## Start

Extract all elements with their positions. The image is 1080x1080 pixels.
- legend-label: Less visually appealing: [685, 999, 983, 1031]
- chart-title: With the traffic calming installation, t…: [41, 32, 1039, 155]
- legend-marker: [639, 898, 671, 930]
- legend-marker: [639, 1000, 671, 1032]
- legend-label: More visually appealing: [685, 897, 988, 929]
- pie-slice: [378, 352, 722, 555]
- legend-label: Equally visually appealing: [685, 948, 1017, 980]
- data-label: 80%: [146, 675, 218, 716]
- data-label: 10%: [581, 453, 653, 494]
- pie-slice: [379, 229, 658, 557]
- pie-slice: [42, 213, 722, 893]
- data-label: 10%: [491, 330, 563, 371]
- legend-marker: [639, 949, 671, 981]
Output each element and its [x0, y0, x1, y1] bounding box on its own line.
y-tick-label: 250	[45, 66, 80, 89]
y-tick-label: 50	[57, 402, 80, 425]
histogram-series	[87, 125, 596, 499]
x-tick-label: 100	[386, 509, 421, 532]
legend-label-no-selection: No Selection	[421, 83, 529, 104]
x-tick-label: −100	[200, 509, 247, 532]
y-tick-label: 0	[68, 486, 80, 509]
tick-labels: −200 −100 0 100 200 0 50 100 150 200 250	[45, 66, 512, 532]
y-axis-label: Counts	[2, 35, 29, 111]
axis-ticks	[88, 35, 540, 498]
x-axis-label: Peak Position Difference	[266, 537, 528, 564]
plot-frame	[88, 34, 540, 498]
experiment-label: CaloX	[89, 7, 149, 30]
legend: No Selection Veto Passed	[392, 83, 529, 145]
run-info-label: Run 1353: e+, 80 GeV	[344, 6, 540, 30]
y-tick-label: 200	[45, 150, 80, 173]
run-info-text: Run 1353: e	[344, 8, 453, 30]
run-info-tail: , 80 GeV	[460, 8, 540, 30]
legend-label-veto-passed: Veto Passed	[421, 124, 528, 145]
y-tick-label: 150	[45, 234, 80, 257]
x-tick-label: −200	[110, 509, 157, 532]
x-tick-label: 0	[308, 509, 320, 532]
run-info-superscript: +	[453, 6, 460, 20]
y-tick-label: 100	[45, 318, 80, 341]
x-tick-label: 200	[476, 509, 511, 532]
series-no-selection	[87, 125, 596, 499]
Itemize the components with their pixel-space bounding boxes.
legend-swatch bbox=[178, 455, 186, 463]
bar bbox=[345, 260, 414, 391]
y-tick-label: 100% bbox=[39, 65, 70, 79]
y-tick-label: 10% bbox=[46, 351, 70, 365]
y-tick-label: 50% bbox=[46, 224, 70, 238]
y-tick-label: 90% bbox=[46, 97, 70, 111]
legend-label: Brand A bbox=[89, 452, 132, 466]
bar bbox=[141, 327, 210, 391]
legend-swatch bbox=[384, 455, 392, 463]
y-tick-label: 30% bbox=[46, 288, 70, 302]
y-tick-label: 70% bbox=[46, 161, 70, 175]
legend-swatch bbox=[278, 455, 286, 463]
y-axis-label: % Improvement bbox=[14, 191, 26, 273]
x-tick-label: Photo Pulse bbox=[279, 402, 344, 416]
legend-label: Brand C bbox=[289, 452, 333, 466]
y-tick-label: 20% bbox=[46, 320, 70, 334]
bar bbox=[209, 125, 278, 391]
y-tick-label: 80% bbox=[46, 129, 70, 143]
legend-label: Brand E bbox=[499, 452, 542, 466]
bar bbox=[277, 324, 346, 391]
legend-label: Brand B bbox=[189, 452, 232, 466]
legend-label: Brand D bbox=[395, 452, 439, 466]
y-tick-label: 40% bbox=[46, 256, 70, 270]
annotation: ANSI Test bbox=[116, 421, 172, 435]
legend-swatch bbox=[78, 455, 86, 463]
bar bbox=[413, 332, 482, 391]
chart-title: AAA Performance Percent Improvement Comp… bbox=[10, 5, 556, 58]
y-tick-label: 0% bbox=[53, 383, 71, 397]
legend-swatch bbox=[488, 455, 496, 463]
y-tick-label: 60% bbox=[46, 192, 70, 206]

## End

Do this –
Could you quote the listing above line for line, from its first line to its last, without changing anything?

Exercise result –
Extract all elements with their positions. The image is 1080x1080 pixels.
- legend-label: Less visually appealing: [685, 999, 983, 1031]
- chart-title: With the traffic calming installation, t…: [41, 32, 1039, 155]
- legend-marker: [639, 898, 671, 930]
- legend-marker: [639, 1000, 671, 1032]
- legend-label: More visually appealing: [685, 897, 988, 929]
- pie-slice: [378, 352, 722, 555]
- legend-label: Equally visually appealing: [685, 948, 1017, 980]
- data-label: 80%: [146, 675, 218, 716]
- data-label: 10%: [581, 453, 653, 494]
- pie-slice: [379, 229, 658, 557]
- pie-slice: [42, 213, 722, 893]
- data-label: 10%: [491, 330, 563, 371]
- legend-marker: [639, 949, 671, 981]
Output each element and its [x0, y0, x1, y1] bounding box on its own line.
y-tick-label: 250	[45, 66, 80, 89]
y-tick-label: 50	[57, 402, 80, 425]
histogram-series	[87, 125, 596, 499]
x-tick-label: 100	[386, 509, 421, 532]
legend-label-no-selection: No Selection	[421, 83, 529, 104]
x-tick-label: −100	[200, 509, 247, 532]
y-tick-label: 0	[68, 486, 80, 509]
tick-labels: −200 −100 0 100 200 0 50 100 150 200 250	[45, 66, 512, 532]
y-axis-label: Counts	[2, 35, 29, 111]
axis-ticks	[88, 35, 540, 498]
x-axis-label: Peak Position Difference	[266, 537, 528, 564]
plot-frame	[88, 34, 540, 498]
experiment-label: CaloX	[89, 7, 149, 30]
legend: No Selection Veto Passed	[392, 83, 529, 145]
run-info-label: Run 1353: e+, 80 GeV	[344, 6, 540, 30]
y-tick-label: 200	[45, 150, 80, 173]
run-info-text: Run 1353: e	[344, 8, 453, 30]
run-info-tail: , 80 GeV	[460, 8, 540, 30]
legend-label-veto-passed: Veto Passed	[421, 124, 528, 145]
y-tick-label: 150	[45, 234, 80, 257]
x-tick-label: −200	[110, 509, 157, 532]
x-tick-label: 0	[308, 509, 320, 532]
run-info-superscript: +	[453, 6, 460, 20]
y-tick-label: 100	[45, 318, 80, 341]
x-tick-label: 200	[476, 509, 511, 532]
series-no-selection	[87, 125, 596, 499]
Itemize the components with their pixel-space bounding boxes.
legend-swatch bbox=[178, 455, 186, 463]
bar bbox=[345, 260, 414, 391]
y-tick-label: 100% bbox=[39, 65, 70, 79]
y-tick-label: 10% bbox=[46, 351, 70, 365]
y-tick-label: 50% bbox=[46, 224, 70, 238]
y-tick-label: 90% bbox=[46, 97, 70, 111]
legend-label: Brand A bbox=[89, 452, 132, 466]
bar bbox=[141, 327, 210, 391]
legend-swatch bbox=[384, 455, 392, 463]
y-tick-label: 30% bbox=[46, 288, 70, 302]
y-tick-label: 70% bbox=[46, 161, 70, 175]
legend-swatch bbox=[278, 455, 286, 463]
y-axis-label: % Improvement bbox=[14, 191, 26, 273]
x-tick-label: Photo Pulse bbox=[279, 402, 344, 416]
legend-label: Brand C bbox=[289, 452, 333, 466]
y-tick-label: 20% bbox=[46, 320, 70, 334]
bar bbox=[209, 125, 278, 391]
y-tick-label: 80% bbox=[46, 129, 70, 143]
legend-label: Brand E bbox=[499, 452, 542, 466]
bar bbox=[277, 324, 346, 391]
legend-label: Brand B bbox=[189, 452, 232, 466]
legend-label: Brand D bbox=[395, 452, 439, 466]
y-tick-label: 40% bbox=[46, 256, 70, 270]
annotation: ANSI Test bbox=[116, 421, 172, 435]
legend-swatch bbox=[78, 455, 86, 463]
bar bbox=[413, 332, 482, 391]
chart-title: AAA Performance Percent Improvement Comp… bbox=[10, 5, 556, 58]
y-tick-label: 0% bbox=[53, 383, 71, 397]
legend-swatch bbox=[488, 455, 496, 463]
y-tick-label: 60% bbox=[46, 192, 70, 206]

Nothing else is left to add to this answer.